- INSTRUCTIONS FOR THE TASK -
Look through the data below and return each line where "color" appears.

(Data entries for graphics)
++++++
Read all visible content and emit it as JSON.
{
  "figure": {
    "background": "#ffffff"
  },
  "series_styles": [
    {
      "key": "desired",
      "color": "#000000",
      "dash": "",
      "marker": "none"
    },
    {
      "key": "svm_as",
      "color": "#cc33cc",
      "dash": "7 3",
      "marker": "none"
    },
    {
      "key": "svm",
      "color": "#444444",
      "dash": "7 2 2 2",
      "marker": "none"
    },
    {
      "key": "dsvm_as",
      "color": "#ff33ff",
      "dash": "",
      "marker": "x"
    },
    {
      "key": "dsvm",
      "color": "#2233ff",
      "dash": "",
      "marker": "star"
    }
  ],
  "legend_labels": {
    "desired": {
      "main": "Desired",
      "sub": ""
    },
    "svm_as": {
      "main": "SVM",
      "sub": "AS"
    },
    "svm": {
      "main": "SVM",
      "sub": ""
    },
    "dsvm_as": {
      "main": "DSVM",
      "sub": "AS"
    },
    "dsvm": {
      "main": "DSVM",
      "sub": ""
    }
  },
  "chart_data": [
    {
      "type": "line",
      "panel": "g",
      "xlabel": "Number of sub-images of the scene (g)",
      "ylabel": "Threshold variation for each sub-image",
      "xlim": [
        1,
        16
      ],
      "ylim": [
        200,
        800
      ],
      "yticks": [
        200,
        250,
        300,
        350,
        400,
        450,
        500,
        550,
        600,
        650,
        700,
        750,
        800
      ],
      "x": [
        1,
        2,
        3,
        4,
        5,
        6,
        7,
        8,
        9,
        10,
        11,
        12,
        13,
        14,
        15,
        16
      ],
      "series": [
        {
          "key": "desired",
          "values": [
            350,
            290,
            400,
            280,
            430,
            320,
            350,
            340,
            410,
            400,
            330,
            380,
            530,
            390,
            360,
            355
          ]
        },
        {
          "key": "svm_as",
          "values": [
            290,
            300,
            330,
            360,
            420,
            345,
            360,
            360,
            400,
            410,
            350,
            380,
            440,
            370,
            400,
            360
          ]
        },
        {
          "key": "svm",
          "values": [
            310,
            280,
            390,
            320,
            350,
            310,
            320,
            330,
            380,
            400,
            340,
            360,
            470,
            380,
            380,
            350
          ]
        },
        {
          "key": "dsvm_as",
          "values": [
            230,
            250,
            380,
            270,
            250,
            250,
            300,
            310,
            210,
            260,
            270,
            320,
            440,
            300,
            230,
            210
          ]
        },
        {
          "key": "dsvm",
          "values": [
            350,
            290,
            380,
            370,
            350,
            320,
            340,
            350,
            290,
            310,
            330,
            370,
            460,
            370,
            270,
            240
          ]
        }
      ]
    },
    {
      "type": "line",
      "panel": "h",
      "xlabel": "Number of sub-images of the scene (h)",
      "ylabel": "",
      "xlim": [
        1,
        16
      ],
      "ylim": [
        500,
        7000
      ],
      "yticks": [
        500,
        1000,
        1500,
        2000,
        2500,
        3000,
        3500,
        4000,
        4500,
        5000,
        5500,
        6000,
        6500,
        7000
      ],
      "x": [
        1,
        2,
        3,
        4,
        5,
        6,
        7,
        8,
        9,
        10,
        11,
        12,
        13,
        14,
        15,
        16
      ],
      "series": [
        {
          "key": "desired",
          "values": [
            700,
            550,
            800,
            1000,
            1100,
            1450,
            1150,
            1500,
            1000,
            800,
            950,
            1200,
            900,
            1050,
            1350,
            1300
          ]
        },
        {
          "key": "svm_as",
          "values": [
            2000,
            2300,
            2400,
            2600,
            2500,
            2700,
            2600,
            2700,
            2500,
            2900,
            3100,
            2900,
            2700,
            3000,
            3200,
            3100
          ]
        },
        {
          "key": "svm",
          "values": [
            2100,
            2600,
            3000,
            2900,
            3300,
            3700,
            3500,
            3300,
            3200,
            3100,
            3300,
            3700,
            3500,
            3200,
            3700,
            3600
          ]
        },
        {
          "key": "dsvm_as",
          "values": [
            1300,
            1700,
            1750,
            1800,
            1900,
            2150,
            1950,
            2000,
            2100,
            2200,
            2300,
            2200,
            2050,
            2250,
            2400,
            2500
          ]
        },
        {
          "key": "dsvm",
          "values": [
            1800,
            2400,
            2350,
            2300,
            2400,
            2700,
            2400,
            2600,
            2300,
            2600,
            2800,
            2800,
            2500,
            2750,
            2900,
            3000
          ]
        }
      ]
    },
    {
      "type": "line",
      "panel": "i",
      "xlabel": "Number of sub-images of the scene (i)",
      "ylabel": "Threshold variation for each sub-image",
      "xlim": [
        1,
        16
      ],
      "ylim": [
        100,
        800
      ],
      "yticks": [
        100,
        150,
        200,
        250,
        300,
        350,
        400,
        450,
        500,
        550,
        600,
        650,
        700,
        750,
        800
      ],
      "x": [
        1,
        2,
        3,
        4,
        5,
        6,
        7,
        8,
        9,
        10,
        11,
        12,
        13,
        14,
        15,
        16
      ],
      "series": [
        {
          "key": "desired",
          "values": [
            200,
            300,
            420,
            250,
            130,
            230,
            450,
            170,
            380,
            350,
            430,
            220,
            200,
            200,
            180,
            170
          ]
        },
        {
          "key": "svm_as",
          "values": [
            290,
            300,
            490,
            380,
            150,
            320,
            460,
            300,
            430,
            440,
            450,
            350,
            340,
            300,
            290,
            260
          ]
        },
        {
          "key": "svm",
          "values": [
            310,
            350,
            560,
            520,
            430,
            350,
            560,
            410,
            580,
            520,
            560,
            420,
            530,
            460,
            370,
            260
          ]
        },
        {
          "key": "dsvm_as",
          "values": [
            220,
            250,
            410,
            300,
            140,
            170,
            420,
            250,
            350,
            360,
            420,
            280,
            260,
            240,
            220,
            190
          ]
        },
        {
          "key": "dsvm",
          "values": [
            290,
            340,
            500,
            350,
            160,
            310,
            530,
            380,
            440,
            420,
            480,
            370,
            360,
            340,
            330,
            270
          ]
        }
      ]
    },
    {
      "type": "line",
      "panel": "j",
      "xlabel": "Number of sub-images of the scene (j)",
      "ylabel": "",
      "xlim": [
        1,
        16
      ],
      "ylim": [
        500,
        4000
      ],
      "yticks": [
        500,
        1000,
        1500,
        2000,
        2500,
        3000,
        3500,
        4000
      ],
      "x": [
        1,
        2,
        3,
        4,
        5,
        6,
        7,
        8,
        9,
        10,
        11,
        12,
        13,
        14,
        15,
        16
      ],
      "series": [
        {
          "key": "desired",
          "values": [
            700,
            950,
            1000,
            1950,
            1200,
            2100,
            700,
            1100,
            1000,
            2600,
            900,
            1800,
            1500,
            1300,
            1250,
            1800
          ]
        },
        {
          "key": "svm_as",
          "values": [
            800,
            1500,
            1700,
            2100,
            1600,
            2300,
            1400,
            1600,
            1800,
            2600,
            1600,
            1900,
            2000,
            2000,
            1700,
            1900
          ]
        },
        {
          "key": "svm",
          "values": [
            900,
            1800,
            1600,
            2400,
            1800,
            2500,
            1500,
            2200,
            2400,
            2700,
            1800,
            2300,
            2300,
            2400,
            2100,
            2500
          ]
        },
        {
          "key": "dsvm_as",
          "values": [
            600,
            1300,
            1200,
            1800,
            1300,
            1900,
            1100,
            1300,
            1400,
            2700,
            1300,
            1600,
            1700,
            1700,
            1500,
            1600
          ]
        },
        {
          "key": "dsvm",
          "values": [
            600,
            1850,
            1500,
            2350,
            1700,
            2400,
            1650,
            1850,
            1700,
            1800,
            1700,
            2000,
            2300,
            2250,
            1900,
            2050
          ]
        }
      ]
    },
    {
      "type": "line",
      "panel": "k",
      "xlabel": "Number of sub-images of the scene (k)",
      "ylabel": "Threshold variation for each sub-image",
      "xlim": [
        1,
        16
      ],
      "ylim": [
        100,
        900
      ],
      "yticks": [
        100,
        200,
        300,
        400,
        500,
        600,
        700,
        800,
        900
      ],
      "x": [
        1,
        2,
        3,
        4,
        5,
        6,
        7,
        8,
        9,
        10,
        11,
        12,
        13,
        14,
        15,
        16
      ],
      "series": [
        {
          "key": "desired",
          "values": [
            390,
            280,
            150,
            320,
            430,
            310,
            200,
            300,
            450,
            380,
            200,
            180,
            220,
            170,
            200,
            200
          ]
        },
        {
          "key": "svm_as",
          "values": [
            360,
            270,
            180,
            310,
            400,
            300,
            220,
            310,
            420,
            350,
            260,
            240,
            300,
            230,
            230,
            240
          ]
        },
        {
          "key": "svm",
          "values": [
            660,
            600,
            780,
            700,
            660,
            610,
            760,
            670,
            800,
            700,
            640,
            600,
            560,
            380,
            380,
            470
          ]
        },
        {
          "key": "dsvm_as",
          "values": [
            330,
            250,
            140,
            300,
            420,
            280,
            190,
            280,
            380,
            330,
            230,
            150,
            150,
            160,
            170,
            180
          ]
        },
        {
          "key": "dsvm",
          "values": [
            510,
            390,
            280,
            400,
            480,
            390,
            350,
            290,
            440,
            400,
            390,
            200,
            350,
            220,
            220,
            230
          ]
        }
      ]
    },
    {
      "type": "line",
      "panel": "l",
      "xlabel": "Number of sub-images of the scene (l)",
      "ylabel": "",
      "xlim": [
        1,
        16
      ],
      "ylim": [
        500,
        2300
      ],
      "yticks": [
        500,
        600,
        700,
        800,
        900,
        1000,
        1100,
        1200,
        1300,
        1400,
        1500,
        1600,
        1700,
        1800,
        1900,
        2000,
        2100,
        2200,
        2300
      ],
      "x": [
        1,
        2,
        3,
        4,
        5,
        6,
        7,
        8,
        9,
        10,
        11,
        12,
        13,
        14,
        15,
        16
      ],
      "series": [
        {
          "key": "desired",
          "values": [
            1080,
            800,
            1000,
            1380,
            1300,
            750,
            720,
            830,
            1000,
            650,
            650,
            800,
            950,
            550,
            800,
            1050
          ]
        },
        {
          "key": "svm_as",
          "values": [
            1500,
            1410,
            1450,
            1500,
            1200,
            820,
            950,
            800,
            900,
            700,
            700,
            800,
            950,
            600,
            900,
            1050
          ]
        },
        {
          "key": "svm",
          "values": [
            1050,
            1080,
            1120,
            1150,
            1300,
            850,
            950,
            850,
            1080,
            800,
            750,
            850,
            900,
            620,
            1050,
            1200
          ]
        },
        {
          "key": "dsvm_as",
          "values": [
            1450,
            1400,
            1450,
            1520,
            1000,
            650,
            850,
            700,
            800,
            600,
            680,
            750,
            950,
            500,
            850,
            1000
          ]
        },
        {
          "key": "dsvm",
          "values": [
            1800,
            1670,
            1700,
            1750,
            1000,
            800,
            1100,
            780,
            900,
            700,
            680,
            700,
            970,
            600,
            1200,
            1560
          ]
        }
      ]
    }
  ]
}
++++++
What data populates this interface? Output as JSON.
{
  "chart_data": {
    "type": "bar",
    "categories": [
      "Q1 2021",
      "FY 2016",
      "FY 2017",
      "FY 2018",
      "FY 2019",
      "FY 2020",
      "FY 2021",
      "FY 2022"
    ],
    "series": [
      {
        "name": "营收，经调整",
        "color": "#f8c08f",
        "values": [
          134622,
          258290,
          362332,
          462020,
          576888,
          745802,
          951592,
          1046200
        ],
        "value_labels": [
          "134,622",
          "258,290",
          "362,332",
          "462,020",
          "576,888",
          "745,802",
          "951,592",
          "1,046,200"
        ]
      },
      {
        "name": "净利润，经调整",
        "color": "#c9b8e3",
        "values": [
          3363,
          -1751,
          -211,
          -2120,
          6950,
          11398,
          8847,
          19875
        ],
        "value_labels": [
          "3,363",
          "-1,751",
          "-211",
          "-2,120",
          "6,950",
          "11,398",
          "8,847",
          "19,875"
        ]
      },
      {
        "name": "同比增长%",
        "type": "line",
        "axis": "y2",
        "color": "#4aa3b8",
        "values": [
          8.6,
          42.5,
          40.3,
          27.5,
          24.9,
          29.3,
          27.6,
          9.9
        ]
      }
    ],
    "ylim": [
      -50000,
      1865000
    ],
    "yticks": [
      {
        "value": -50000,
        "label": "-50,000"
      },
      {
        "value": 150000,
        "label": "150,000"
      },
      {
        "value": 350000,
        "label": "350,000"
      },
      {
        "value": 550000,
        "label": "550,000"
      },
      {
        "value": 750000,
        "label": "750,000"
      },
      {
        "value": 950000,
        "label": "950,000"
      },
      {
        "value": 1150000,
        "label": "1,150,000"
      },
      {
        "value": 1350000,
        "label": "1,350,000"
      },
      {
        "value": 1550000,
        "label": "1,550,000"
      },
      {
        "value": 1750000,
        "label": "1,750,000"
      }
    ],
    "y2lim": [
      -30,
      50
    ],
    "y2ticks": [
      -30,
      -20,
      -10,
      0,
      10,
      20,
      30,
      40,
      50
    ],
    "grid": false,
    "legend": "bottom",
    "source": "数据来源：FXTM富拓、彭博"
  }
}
++++++
- WRITTEN RESPONSE -
      "color": "#000000",
      "color": "#cc33cc",
      "color": "#444444",
      "color": "#ff33ff",
      "color": "#2233ff",
        "color": "#f8c08f",
        "color": "#c9b8e3",
        "color": "#4aa3b8",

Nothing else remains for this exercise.